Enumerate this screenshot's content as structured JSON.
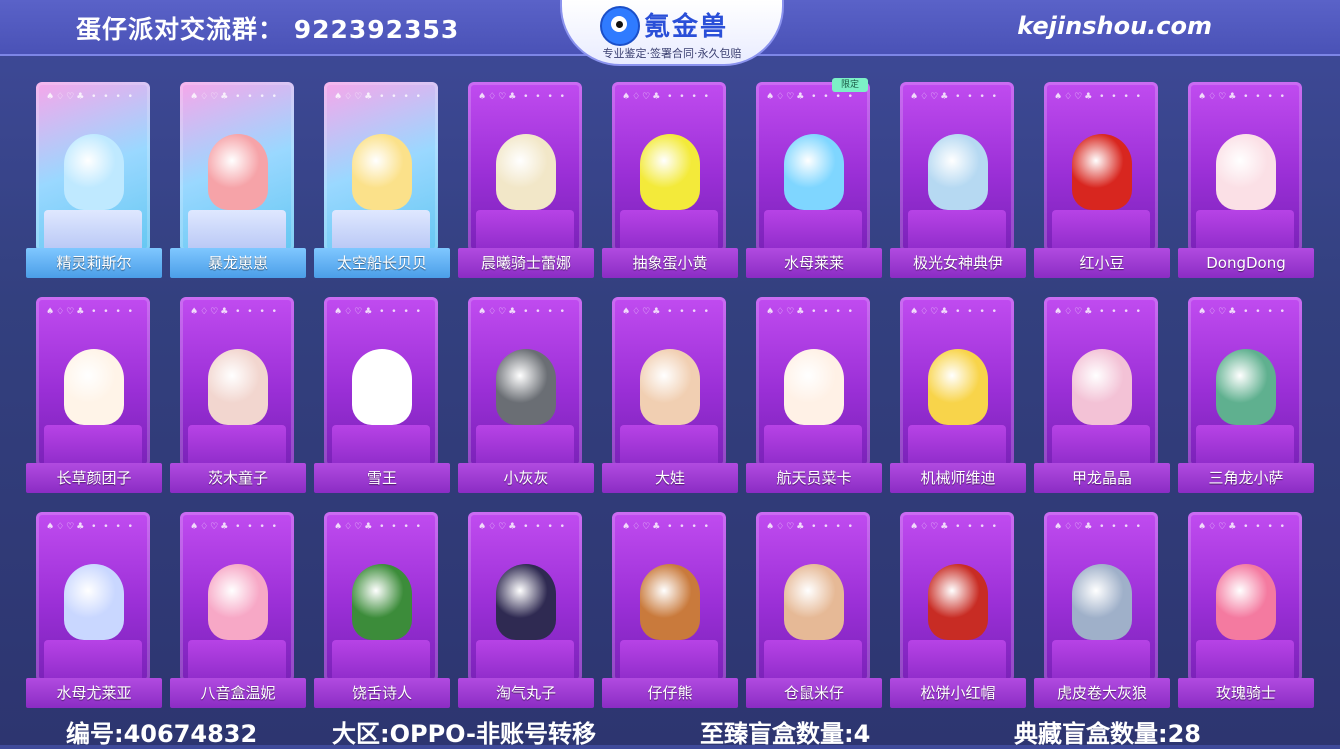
{
  "header": {
    "group_text": "蛋仔派对交流群：  922392353",
    "site": "kejinshou.com",
    "logo_title": "氪金兽",
    "logo_slogan": "专业鉴定·签署合同·永久包赔"
  },
  "cards": [
    {
      "name": "精灵莉斯尔",
      "style": "special",
      "color": "#bfe9ff"
    },
    {
      "name": "暴龙崽崽",
      "style": "special",
      "color": "#f6a3a8"
    },
    {
      "name": "太空船长贝贝",
      "style": "special",
      "color": "#fbe18a"
    },
    {
      "name": "晨曦骑士蕾娜",
      "style": "normal",
      "color": "#f2e7c8"
    },
    {
      "name": "抽象蛋小黄",
      "style": "normal",
      "color": "#f3ea3a"
    },
    {
      "name": "水母莱莱",
      "style": "normal",
      "color": "#7fd6ff",
      "badge": "限定"
    },
    {
      "name": "极光女神典伊",
      "style": "normal",
      "color": "#b6d9f2"
    },
    {
      "name": "红小豆",
      "style": "normal",
      "color": "#d8261f"
    },
    {
      "name": "DongDong",
      "style": "normal",
      "color": "#fbe0e6"
    },
    {
      "name": "长草颜团子",
      "style": "normal",
      "color": "#fff4e8"
    },
    {
      "name": "茨木童子",
      "style": "normal",
      "color": "#f2d6cf"
    },
    {
      "name": "雪王",
      "style": "normal",
      "color": "#ffffff"
    },
    {
      "name": "小灰灰",
      "style": "normal",
      "color": "#6a6e74"
    },
    {
      "name": "大娃",
      "style": "normal",
      "color": "#f1cfb2"
    },
    {
      "name": "航天员菜卡",
      "style": "normal",
      "color": "#fff1e6"
    },
    {
      "name": "机械师维迪",
      "style": "normal",
      "color": "#f8d44a"
    },
    {
      "name": "甲龙晶晶",
      "style": "normal",
      "color": "#f3c2d6"
    },
    {
      "name": "三角龙小萨",
      "style": "normal",
      "color": "#5fb08f"
    },
    {
      "name": "水母尤莱亚",
      "style": "normal",
      "color": "#c9d7ff"
    },
    {
      "name": "八音盒温妮",
      "style": "normal",
      "color": "#f7a8c6"
    },
    {
      "name": "饶舌诗人",
      "style": "normal",
      "color": "#3c8c3a"
    },
    {
      "name": "淘气丸子",
      "style": "normal",
      "color": "#2f2a52"
    },
    {
      "name": "仔仔熊",
      "style": "normal",
      "color": "#c97a3c"
    },
    {
      "name": "仓鼠米仔",
      "style": "normal",
      "color": "#e6b996"
    },
    {
      "name": "松饼小红帽",
      "style": "normal",
      "color": "#c82c24"
    },
    {
      "name": "虎皮卷大灰狼",
      "style": "normal",
      "color": "#9fb0c9"
    },
    {
      "name": "玫瑰骑士",
      "style": "normal",
      "color": "#f47aa0"
    }
  ],
  "footer": {
    "id_text": "编号:40674832",
    "region_text": "大区:OPPO-非账号转移",
    "supreme_text": "至臻盲盒数量:4",
    "collection_text": "典藏盲盒数量:28"
  },
  "suits_text": "♠♢♡♣ • • • •",
  "colors": {
    "background": "#35407f",
    "card_purple": "#a438dc",
    "special_blue": "#6cc4f4"
  }
}
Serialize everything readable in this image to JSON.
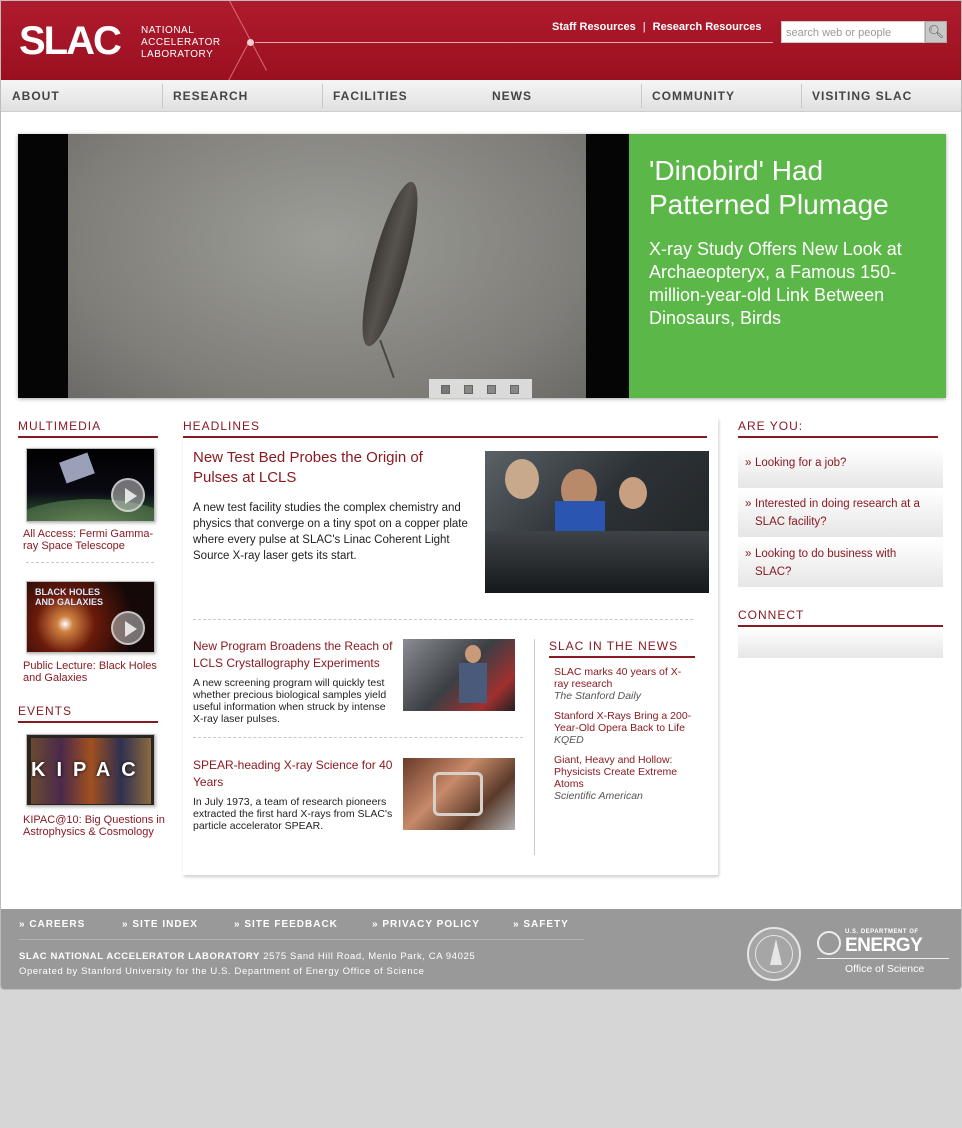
{
  "header": {
    "logo_word": "SLAC",
    "logo_sub": [
      "NATIONAL",
      "ACCELERATOR",
      "LABORATORY"
    ],
    "links": [
      "Staff Resources",
      "Research Resources"
    ],
    "search_placeholder": "search web or people"
  },
  "nav": [
    "ABOUT",
    "RESEARCH",
    "FACILITIES",
    "NEWS",
    "COMMUNITY",
    "VISITING SLAC"
  ],
  "hero": {
    "title": "'Dinobird' Had Patterned Plumage",
    "subtitle": "X-ray Study Offers New Look at Archaeopteryx, a Famous 150-million-year-old Link Between Dinosaurs, Birds",
    "slide_count": 4
  },
  "multimedia": {
    "heading": "MULTIMEDIA",
    "items": [
      {
        "caption": "All Access: Fermi Gamma-ray Space Telescope"
      },
      {
        "caption": "Public Lecture: Black Holes and Galaxies",
        "thumb_text": [
          "BLACK HOLES",
          "AND GALAXIES"
        ]
      }
    ]
  },
  "events": {
    "heading": "EVENTS",
    "items": [
      {
        "caption": "KIPAC@10: Big Questions in Astrophysics & Cosmology",
        "thumb_text": "KIPAC"
      }
    ]
  },
  "headlines": {
    "heading": "HEADLINES",
    "lead": {
      "title": "New Test Bed Probes the Origin of Pulses at LCLS",
      "body": "A new test facility studies the complex chemistry and physics that converge on a tiny spot on a copper plate where every pulse at SLAC's Linac Coherent Light Source X-ray laser gets its start."
    },
    "stories": [
      {
        "title": "New Program Broadens the Reach of LCLS Crystallography Experiments",
        "body": "A new screening program will quickly test whether precious biological samples yield useful information when struck by intense X-ray laser pulses."
      },
      {
        "title": "SPEAR-heading X-ray Science for 40 Years",
        "body": "In July 1973, a team of research pioneers extracted the first hard X-rays from SLAC's particle accelerator SPEAR."
      }
    ]
  },
  "in_the_news": {
    "heading": "SLAC IN THE NEWS",
    "items": [
      {
        "title": "SLAC marks 40 years of X-ray research",
        "source": "The Stanford Daily"
      },
      {
        "title": "Stanford X-Rays Bring a 200-Year-Old Opera Back to Life",
        "source": "KQED"
      },
      {
        "title": "Giant, Heavy and Hollow: Physicists Create Extreme Atoms",
        "source": "Scientific American"
      }
    ]
  },
  "are_you": {
    "heading": "ARE YOU:",
    "items": [
      "Looking for a job?",
      "Interested in doing research at a SLAC facility?",
      "Looking to do business with SLAC?"
    ]
  },
  "connect": {
    "heading": "CONNECT"
  },
  "footer": {
    "links": [
      "» CAREERS",
      "» SITE INDEX",
      "» SITE FEEDBACK",
      "» PRIVACY POLICY",
      "» SAFETY"
    ],
    "address_bold": "SLAC NATIONAL ACCELERATOR LABORATORY",
    "address": "2575 Sand Hill Road, Menlo Park, CA 94025",
    "operated": "Operated by Stanford University for the U.S. Department of Energy Office of Science",
    "doe_small": "U.S. DEPARTMENT OF",
    "doe_big": "ENERGY",
    "doe_office": "Office of Science"
  },
  "colors": {
    "brand": "#9a1020",
    "hero_green": "#5bb747",
    "link": "#8a1a22",
    "footer": "#999999"
  }
}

****

Exercise prompt: Look through the data and gather every line with the string "KIPAC" in it.

Solution to this exercise:
        "caption": "KIPAC@10: Big Questions in Astrophysics & Cosmology",
        "thumb_text": "KIPAC"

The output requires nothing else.